What this task involves: Copy out the listing exactly.

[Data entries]

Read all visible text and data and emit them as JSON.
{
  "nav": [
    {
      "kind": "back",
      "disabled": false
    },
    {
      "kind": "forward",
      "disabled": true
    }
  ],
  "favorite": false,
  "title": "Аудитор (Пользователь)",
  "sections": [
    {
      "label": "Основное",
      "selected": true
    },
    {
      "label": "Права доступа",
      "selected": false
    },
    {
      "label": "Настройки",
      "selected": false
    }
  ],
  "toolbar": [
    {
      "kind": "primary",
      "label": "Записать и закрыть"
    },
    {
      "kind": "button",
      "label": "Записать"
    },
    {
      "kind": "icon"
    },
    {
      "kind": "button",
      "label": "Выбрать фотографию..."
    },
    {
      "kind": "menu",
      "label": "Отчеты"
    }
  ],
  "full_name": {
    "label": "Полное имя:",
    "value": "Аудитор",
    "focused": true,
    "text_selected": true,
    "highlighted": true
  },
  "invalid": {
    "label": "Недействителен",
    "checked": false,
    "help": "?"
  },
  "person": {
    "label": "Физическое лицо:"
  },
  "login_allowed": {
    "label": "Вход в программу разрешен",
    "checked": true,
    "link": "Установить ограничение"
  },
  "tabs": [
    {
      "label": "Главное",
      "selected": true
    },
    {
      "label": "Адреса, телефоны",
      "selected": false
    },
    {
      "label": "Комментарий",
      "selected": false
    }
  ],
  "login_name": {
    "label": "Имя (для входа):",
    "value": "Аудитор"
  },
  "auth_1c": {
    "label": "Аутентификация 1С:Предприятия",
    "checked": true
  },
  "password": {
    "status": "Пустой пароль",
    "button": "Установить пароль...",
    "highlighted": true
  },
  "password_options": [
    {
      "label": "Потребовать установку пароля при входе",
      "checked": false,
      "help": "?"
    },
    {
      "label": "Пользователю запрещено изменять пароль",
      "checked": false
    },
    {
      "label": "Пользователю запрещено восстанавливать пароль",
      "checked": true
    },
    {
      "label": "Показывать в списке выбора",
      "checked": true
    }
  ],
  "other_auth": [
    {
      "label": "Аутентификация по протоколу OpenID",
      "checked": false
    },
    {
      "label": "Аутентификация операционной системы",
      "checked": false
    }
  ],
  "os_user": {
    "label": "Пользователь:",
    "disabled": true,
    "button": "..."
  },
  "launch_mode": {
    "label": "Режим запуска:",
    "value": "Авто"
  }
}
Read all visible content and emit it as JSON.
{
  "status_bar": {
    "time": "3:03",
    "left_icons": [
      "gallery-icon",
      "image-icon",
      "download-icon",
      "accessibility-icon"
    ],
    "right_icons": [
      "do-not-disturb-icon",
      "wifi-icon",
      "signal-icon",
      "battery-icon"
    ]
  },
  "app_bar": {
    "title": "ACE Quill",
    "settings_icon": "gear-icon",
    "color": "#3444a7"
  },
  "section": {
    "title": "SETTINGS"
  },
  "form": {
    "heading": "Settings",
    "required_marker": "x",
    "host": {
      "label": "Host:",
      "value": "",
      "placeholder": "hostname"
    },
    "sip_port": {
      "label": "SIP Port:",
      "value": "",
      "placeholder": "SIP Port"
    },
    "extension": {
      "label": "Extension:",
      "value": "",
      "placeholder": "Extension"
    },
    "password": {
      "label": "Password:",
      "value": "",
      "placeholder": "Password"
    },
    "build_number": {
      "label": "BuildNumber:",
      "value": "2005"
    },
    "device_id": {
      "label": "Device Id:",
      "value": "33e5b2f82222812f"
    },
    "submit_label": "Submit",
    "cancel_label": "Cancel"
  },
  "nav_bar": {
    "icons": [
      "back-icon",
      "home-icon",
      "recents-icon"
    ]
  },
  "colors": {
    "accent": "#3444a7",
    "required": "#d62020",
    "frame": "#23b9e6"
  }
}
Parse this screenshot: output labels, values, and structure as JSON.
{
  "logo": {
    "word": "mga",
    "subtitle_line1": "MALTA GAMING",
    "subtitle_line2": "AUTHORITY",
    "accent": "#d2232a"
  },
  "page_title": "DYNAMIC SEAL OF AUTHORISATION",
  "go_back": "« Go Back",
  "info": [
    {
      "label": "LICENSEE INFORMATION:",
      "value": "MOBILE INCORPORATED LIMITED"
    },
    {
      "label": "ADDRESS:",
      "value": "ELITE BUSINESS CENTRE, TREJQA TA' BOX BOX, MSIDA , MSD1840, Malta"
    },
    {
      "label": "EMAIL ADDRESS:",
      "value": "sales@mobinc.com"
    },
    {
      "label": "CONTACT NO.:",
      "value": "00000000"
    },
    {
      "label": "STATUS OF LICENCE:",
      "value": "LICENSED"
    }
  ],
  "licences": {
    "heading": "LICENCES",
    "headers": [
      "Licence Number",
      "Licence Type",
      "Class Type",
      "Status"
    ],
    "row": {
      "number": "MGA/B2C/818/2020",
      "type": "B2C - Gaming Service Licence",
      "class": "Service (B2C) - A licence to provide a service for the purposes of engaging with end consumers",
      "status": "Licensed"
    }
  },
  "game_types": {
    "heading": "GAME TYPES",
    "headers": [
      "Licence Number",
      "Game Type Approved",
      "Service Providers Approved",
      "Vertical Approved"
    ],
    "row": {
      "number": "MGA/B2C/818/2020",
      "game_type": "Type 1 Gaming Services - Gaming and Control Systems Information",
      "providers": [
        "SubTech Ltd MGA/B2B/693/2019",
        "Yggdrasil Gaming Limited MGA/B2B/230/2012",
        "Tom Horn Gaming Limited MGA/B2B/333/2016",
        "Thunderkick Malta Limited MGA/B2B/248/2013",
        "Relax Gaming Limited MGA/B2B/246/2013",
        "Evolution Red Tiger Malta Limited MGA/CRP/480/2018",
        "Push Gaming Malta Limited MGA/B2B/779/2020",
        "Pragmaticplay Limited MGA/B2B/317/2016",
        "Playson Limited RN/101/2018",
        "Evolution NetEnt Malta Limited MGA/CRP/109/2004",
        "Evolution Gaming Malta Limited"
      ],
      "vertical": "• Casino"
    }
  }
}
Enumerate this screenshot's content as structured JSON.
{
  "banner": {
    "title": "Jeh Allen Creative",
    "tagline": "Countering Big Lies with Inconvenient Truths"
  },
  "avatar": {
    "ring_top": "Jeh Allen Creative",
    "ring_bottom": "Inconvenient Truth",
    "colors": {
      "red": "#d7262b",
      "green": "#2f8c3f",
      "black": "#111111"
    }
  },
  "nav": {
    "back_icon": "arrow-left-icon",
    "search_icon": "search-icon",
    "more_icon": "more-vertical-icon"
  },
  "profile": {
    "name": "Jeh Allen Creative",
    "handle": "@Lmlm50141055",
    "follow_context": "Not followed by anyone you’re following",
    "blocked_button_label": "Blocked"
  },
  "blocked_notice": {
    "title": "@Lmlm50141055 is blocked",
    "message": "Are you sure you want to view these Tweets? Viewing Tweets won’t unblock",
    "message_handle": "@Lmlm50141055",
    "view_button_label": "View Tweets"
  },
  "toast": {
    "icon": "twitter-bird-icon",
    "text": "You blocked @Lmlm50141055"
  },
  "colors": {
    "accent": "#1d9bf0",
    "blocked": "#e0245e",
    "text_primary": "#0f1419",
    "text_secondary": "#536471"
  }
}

Correct result:
Read all visible text and data and emit them as JSON.
{
  "nav": [
    {
      "kind": "back",
      "disabled": false
    },
    {
      "kind": "forward",
      "disabled": true
    }
  ],
  "favorite": false,
  "title": "Аудитор (Пользователь)",
  "sections": [
    {
      "label": "Основное",
      "selected": true
    },
    {
      "label": "Права доступа",
      "selected": false
    },
    {
      "label": "Настройки",
      "selected": false
    }
  ],
  "toolbar": [
    {
      "kind": "primary",
      "label": "Записать и закрыть"
    },
    {
      "kind": "button",
      "label": "Записать"
    },
    {
      "kind": "icon"
    },
    {
      "kind": "button",
      "label": "Выбрать фотографию..."
    },
    {
      "kind": "menu",
      "label": "Отчеты"
    }
  ],
  "full_name": {
    "label": "Полное имя:",
    "value": "Аудитор",
    "focused": true,
    "text_selected": true,
    "highlighted": true
  },
  "invalid": {
    "label": "Недействителен",
    "checked": false,
    "help": "?"
  },
  "person": {
    "label": "Физическое лицо:"
  },
  "login_allowed": {
    "label": "Вход в программу разрешен",
    "checked": true,
    "link": "Установить ограничение"
  },
  "tabs": [
    {
      "label": "Главное",
      "selected": true
    },
    {
      "label": "Адреса, телефоны",
      "selected": false
    },
    {
      "label": "Комментарий",
      "selected": false
    }
  ],
  "login_name": {
    "label": "Имя (для входа):",
    "value": "Аудитор"
  },
  "auth_1c": {
    "label": "Аутентификация 1С:Предприятия",
    "checked": true
  },
  "password": {
    "status": "Пустой пароль",
    "button": "Установить пароль...",
    "highlighted": true
  },
  "password_options": [
    {
      "label": "Потребовать установку пароля при входе",
      "checked": false,
      "help": "?"
    },
    {
      "label": "Пользователю запрещено изменять пароль",
      "checked": false
    },
    {
      "label": "Пользователю запрещено восстанавливать пароль",
      "checked": true
    },
    {
      "label": "Показывать в списке выбора",
      "checked": true
    }
  ],
  "other_auth": [
    {
      "label": "Аутентификация по протоколу OpenID",
      "checked": false
    },
    {
      "label": "Аутентификация операционной системы",
      "checked": false
    }
  ],
  "os_user": {
    "label": "Пользователь:",
    "disabled": true,
    "button": "..."
  },
  "launch_mode": {
    "label": "Режим запуска:",
    "value": "Авто"
  }
}
Read all visible content and emit it as JSON.
{
  "status_bar": {
    "time": "3:03",
    "left_icons": [
      "gallery-icon",
      "image-icon",
      "download-icon",
      "accessibility-icon"
    ],
    "right_icons": [
      "do-not-disturb-icon",
      "wifi-icon",
      "signal-icon",
      "battery-icon"
    ]
  },
  "app_bar": {
    "title": "ACE Quill",
    "settings_icon": "gear-icon",
    "color": "#3444a7"
  },
  "section": {
    "title": "SETTINGS"
  },
  "form": {
    "heading": "Settings",
    "required_marker": "x",
    "host": {
      "label": "Host:",
      "value": "",
      "placeholder": "hostname"
    },
    "sip_port": {
      "label": "SIP Port:",
      "value": "",
      "placeholder": "SIP Port"
    },
    "extension": {
      "label": "Extension:",
      "value": "",
      "placeholder": "Extension"
    },
    "password": {
      "label": "Password:",
      "value": "",
      "placeholder": "Password"
    },
    "build_number": {
      "label": "BuildNumber:",
      "value": "2005"
    },
    "device_id": {
      "label": "Device Id:",
      "value": "33e5b2f82222812f"
    },
    "submit_label": "Submit",
    "cancel_label": "Cancel"
  },
  "nav_bar": {
    "icons": [
      "back-icon",
      "home-icon",
      "recents-icon"
    ]
  },
  "colors": {
    "accent": "#3444a7",
    "required": "#d62020",
    "frame": "#23b9e6"
  }
}
Parse this screenshot: output labels, values, and structure as JSON.
{
  "logo": {
    "word": "mga",
    "subtitle_line1": "MALTA GAMING",
    "subtitle_line2": "AUTHORITY",
    "accent": "#d2232a"
  },
  "page_title": "DYNAMIC SEAL OF AUTHORISATION",
  "go_back": "« Go Back",
  "info": [
    {
      "label": "LICENSEE INFORMATION:",
      "value": "MOBILE INCORPORATED LIMITED"
    },
    {
      "label": "ADDRESS:",
      "value": "ELITE BUSINESS CENTRE, TREJQA TA' BOX BOX, MSIDA , MSD1840, Malta"
    },
    {
      "label": "EMAIL ADDRESS:",
      "value": "sales@mobinc.com"
    },
    {
      "label": "CONTACT NO.:",
      "value": "00000000"
    },
    {
      "label": "STATUS OF LICENCE:",
      "value": "LICENSED"
    }
  ],
  "licences": {
    "heading": "LICENCES",
    "headers": [
      "Licence Number",
      "Licence Type",
      "Class Type",
      "Status"
    ],
    "row": {
      "number": "MGA/B2C/818/2020",
      "type": "B2C - Gaming Service Licence",
      "class": "Service (B2C) - A licence to provide a service for the purposes of engaging with end consumers",
      "status": "Licensed"
    }
  },
  "game_types": {
    "heading": "GAME TYPES",
    "headers": [
      "Licence Number",
      "Game Type Approved",
      "Service Providers Approved",
      "Vertical Approved"
    ],
    "row": {
      "number": "MGA/B2C/818/2020",
      "game_type": "Type 1 Gaming Services - Gaming and Control Systems Information",
      "providers": [
        "SubTech Ltd MGA/B2B/693/2019",
        "Yggdrasil Gaming Limited MGA/B2B/230/2012",
        "Tom Horn Gaming Limited MGA/B2B/333/2016",
        "Thunderkick Malta Limited MGA/B2B/248/2013",
        "Relax Gaming Limited MGA/B2B/246/2013",
        "Evolution Red Tiger Malta Limited MGA/CRP/480/2018",
        "Push Gaming Malta Limited MGA/B2B/779/2020",
        "Pragmaticplay Limited MGA/B2B/317/2016",
        "Playson Limited RN/101/2018",
        "Evolution NetEnt Malta Limited MGA/CRP/109/2004",
        "Evolution Gaming Malta Limited"
      ],
      "vertical": "• Casino"
    }
  }
}
Enumerate this screenshot's content as structured JSON.
{
  "banner": {
    "title": "Jeh Allen Creative",
    "tagline": "Countering Big Lies with Inconvenient Truths"
  },
  "avatar": {
    "ring_top": "Jeh Allen Creative",
    "ring_bottom": "Inconvenient Truth",
    "colors": {
      "red": "#d7262b",
      "green": "#2f8c3f",
      "black": "#111111"
    }
  },
  "nav": {
    "back_icon": "arrow-left-icon",
    "search_icon": "search-icon",
    "more_icon": "more-vertical-icon"
  },
  "profile": {
    "name": "Jeh Allen Creative",
    "handle": "@Lmlm50141055",
    "follow_context": "Not followed by anyone you’re following",
    "blocked_button_label": "Blocked"
  },
  "blocked_notice": {
    "title": "@Lmlm50141055 is blocked",
    "message": "Are you sure you want to view these Tweets? Viewing Tweets won’t unblock",
    "message_handle": "@Lmlm50141055",
    "view_button_label": "View Tweets"
  },
  "toast": {
    "icon": "twitter-bird-icon",
    "text": "You blocked @Lmlm50141055"
  },
  "colors": {
    "accent": "#1d9bf0",
    "blocked": "#e0245e",
    "text_primary": "#0f1419",
    "text_secondary": "#536471"
  }
}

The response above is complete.